• _AIM_
Please return the full listing below without altering anything.

STORED ROWS start

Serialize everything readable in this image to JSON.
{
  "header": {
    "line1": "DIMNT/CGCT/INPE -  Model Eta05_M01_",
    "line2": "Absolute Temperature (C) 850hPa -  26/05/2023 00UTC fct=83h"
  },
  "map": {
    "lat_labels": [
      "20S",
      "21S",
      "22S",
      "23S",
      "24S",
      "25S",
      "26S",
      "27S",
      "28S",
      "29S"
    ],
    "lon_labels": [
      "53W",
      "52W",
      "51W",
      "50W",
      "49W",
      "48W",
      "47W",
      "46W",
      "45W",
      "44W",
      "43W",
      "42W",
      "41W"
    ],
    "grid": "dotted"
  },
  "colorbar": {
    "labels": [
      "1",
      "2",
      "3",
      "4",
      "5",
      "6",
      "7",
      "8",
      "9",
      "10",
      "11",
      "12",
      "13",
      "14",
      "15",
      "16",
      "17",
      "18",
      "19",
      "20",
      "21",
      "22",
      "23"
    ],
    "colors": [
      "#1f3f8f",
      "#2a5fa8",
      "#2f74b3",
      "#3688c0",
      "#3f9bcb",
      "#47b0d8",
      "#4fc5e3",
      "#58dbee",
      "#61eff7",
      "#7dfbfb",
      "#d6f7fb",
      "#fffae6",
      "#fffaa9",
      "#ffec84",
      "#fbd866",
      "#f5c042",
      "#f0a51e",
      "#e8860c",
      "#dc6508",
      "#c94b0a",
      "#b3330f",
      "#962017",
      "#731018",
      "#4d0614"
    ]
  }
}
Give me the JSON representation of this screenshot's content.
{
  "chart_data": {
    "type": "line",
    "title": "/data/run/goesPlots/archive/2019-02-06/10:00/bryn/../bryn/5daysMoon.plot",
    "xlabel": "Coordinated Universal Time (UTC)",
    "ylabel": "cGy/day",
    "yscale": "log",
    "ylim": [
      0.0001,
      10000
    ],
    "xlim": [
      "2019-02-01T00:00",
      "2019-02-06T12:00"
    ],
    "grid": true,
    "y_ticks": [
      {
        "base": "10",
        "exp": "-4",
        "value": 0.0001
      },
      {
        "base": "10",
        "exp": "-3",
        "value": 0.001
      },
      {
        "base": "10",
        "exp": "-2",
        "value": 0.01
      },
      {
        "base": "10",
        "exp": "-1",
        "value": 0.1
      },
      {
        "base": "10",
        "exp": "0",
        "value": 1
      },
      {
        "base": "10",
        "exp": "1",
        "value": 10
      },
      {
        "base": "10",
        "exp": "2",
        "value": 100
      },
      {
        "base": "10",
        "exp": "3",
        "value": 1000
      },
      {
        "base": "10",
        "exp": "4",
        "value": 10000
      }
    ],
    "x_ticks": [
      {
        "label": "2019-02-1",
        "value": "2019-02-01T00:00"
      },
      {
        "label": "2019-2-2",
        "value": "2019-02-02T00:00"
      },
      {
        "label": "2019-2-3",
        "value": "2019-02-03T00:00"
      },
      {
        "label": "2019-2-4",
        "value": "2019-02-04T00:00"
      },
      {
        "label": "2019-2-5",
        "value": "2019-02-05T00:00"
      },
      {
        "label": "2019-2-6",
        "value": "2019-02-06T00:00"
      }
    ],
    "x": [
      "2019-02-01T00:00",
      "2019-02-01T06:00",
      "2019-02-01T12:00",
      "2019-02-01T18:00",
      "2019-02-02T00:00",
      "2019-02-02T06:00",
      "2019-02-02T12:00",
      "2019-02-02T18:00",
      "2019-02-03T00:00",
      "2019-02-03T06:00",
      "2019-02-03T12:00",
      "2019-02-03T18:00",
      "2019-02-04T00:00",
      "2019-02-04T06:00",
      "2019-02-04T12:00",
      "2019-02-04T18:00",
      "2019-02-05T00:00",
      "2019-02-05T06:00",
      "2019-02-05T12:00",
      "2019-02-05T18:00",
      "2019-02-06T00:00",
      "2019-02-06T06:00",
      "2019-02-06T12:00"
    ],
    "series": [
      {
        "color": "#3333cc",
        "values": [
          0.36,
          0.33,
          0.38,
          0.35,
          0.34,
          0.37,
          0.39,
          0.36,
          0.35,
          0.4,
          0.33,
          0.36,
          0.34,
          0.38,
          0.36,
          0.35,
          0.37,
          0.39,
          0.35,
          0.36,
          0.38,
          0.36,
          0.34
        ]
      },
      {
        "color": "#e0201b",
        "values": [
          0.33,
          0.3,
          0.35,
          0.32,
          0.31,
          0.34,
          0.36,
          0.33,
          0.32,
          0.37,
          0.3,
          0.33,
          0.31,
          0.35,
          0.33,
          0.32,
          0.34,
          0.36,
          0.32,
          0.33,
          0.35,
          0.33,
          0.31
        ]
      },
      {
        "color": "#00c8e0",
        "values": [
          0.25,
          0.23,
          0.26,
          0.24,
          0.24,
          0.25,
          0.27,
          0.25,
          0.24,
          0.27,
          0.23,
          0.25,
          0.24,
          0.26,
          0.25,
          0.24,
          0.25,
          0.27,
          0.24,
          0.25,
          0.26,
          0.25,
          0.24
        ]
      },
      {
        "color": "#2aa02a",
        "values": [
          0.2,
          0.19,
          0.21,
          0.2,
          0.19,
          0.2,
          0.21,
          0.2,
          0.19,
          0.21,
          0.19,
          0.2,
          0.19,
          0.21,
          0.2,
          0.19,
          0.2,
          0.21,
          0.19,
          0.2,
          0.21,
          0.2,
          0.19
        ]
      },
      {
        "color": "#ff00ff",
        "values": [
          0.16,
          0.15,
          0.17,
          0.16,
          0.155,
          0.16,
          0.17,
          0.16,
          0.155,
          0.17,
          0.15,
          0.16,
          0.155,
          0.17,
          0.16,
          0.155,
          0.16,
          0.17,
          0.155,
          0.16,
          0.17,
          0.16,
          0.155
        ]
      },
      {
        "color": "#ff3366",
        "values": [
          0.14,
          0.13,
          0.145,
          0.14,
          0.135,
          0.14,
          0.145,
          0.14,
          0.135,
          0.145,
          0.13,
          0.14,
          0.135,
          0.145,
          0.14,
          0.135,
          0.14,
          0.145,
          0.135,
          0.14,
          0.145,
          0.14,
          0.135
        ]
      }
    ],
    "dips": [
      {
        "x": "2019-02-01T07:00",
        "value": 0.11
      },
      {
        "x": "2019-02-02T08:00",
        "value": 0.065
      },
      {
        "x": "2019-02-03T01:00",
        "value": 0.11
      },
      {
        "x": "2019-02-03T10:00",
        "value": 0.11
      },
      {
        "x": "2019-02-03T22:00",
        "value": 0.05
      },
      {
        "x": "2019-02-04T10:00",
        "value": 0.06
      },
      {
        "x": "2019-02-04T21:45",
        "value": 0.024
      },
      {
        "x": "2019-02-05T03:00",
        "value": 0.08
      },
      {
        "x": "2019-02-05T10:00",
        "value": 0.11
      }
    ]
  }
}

STORED ROWS end

• _THE RESPONSE_
Serialize everything readable in this image to JSON.
{
  "header": {
    "line1": "DIMNT/CGCT/INPE -  Model Eta05_M01_",
    "line2": "Absolute Temperature (C) 850hPa -  26/05/2023 00UTC fct=83h"
  },
  "map": {
    "lat_labels": [
      "20S",
      "21S",
      "22S",
      "23S",
      "24S",
      "25S",
      "26S",
      "27S",
      "28S",
      "29S"
    ],
    "lon_labels": [
      "53W",
      "52W",
      "51W",
      "50W",
      "49W",
      "48W",
      "47W",
      "46W",
      "45W",
      "44W",
      "43W",
      "42W",
      "41W"
    ],
    "grid": "dotted"
  },
  "colorbar": {
    "labels": [
      "1",
      "2",
      "3",
      "4",
      "5",
      "6",
      "7",
      "8",
      "9",
      "10",
      "11",
      "12",
      "13",
      "14",
      "15",
      "16",
      "17",
      "18",
      "19",
      "20",
      "21",
      "22",
      "23"
    ],
    "colors": [
      "#1f3f8f",
      "#2a5fa8",
      "#2f74b3",
      "#3688c0",
      "#3f9bcb",
      "#47b0d8",
      "#4fc5e3",
      "#58dbee",
      "#61eff7",
      "#7dfbfb",
      "#d6f7fb",
      "#fffae6",
      "#fffaa9",
      "#ffec84",
      "#fbd866",
      "#f5c042",
      "#f0a51e",
      "#e8860c",
      "#dc6508",
      "#c94b0a",
      "#b3330f",
      "#962017",
      "#731018",
      "#4d0614"
    ]
  }
}
Give me the JSON representation of this screenshot's content.
{
  "chart_data": {
    "type": "line",
    "title": "/data/run/goesPlots/archive/2019-02-06/10:00/bryn/../bryn/5daysMoon.plot",
    "xlabel": "Coordinated Universal Time (UTC)",
    "ylabel": "cGy/day",
    "yscale": "log",
    "ylim": [
      0.0001,
      10000
    ],
    "xlim": [
      "2019-02-01T00:00",
      "2019-02-06T12:00"
    ],
    "grid": true,
    "y_ticks": [
      {
        "base": "10",
        "exp": "-4",
        "value": 0.0001
      },
      {
        "base": "10",
        "exp": "-3",
        "value": 0.001
      },
      {
        "base": "10",
        "exp": "-2",
        "value": 0.01
      },
      {
        "base": "10",
        "exp": "-1",
        "value": 0.1
      },
      {
        "base": "10",
        "exp": "0",
        "value": 1
      },
      {
        "base": "10",
        "exp": "1",
        "value": 10
      },
      {
        "base": "10",
        "exp": "2",
        "value": 100
      },
      {
        "base": "10",
        "exp": "3",
        "value": 1000
      },
      {
        "base": "10",
        "exp": "4",
        "value": 10000
      }
    ],
    "x_ticks": [
      {
        "label": "2019-02-1",
        "value": "2019-02-01T00:00"
      },
      {
        "label": "2019-2-2",
        "value": "2019-02-02T00:00"
      },
      {
        "label": "2019-2-3",
        "value": "2019-02-03T00:00"
      },
      {
        "label": "2019-2-4",
        "value": "2019-02-04T00:00"
      },
      {
        "label": "2019-2-5",
        "value": "2019-02-05T00:00"
      },
      {
        "label": "2019-2-6",
        "value": "2019-02-06T00:00"
      }
    ],
    "x": [
      "2019-02-01T00:00",
      "2019-02-01T06:00",
      "2019-02-01T12:00",
      "2019-02-01T18:00",
      "2019-02-02T00:00",
      "2019-02-02T06:00",
      "2019-02-02T12:00",
      "2019-02-02T18:00",
      "2019-02-03T00:00",
      "2019-02-03T06:00",
      "2019-02-03T12:00",
      "2019-02-03T18:00",
      "2019-02-04T00:00",
      "2019-02-04T06:00",
      "2019-02-04T12:00",
      "2019-02-04T18:00",
      "2019-02-05T00:00",
      "2019-02-05T06:00",
      "2019-02-05T12:00",
      "2019-02-05T18:00",
      "2019-02-06T00:00",
      "2019-02-06T06:00",
      "2019-02-06T12:00"
    ],
    "series": [
      {
        "color": "#3333cc",
        "values": [
          0.36,
          0.33,
          0.38,
          0.35,
          0.34,
          0.37,
          0.39,
          0.36,
          0.35,
          0.4,
          0.33,
          0.36,
          0.34,
          0.38,
          0.36,
          0.35,
          0.37,
          0.39,
          0.35,
          0.36,
          0.38,
          0.36,
          0.34
        ]
      },
      {
        "color": "#e0201b",
        "values": [
          0.33,
          0.3,
          0.35,
          0.32,
          0.31,
          0.34,
          0.36,
          0.33,
          0.32,
          0.37,
          0.3,
          0.33,
          0.31,
          0.35,
          0.33,
          0.32,
          0.34,
          0.36,
          0.32,
          0.33,
          0.35,
          0.33,
          0.31
        ]
      },
      {
        "color": "#00c8e0",
        "values": [
          0.25,
          0.23,
          0.26,
          0.24,
          0.24,
          0.25,
          0.27,
          0.25,
          0.24,
          0.27,
          0.23,
          0.25,
          0.24,
          0.26,
          0.25,
          0.24,
          0.25,
          0.27,
          0.24,
          0.25,
          0.26,
          0.25,
          0.24
        ]
      },
      {
        "color": "#2aa02a",
        "values": [
          0.2,
          0.19,
          0.21,
          0.2,
          0.19,
          0.2,
          0.21,
          0.2,
          0.19,
          0.21,
          0.19,
          0.2,
          0.19,
          0.21,
          0.2,
          0.19,
          0.2,
          0.21,
          0.19,
          0.2,
          0.21,
          0.2,
          0.19
        ]
      },
      {
        "color": "#ff00ff",
        "values": [
          0.16,
          0.15,
          0.17,
          0.16,
          0.155,
          0.16,
          0.17,
          0.16,
          0.155,
          0.17,
          0.15,
          0.16,
          0.155,
          0.17,
          0.16,
          0.155,
          0.16,
          0.17,
          0.155,
          0.16,
          0.17,
          0.16,
          0.155
        ]
      },
      {
        "color": "#ff3366",
        "values": [
          0.14,
          0.13,
          0.145,
          0.14,
          0.135,
          0.14,
          0.145,
          0.14,
          0.135,
          0.145,
          0.13,
          0.14,
          0.135,
          0.145,
          0.14,
          0.135,
          0.14,
          0.145,
          0.135,
          0.14,
          0.145,
          0.14,
          0.135
        ]
      }
    ],
    "dips": [
      {
        "x": "2019-02-01T07:00",
        "value": 0.11
      },
      {
        "x": "2019-02-02T08:00",
        "value": 0.065
      },
      {
        "x": "2019-02-03T01:00",
        "value": 0.11
      },
      {
        "x": "2019-02-03T10:00",
        "value": 0.11
      },
      {
        "x": "2019-02-03T22:00",
        "value": 0.05
      },
      {
        "x": "2019-02-04T10:00",
        "value": 0.06
      },
      {
        "x": "2019-02-04T21:45",
        "value": 0.024
      },
      {
        "x": "2019-02-05T03:00",
        "value": 0.08
      },
      {
        "x": "2019-02-05T10:00",
        "value": 0.11
      }
    ]
  }
}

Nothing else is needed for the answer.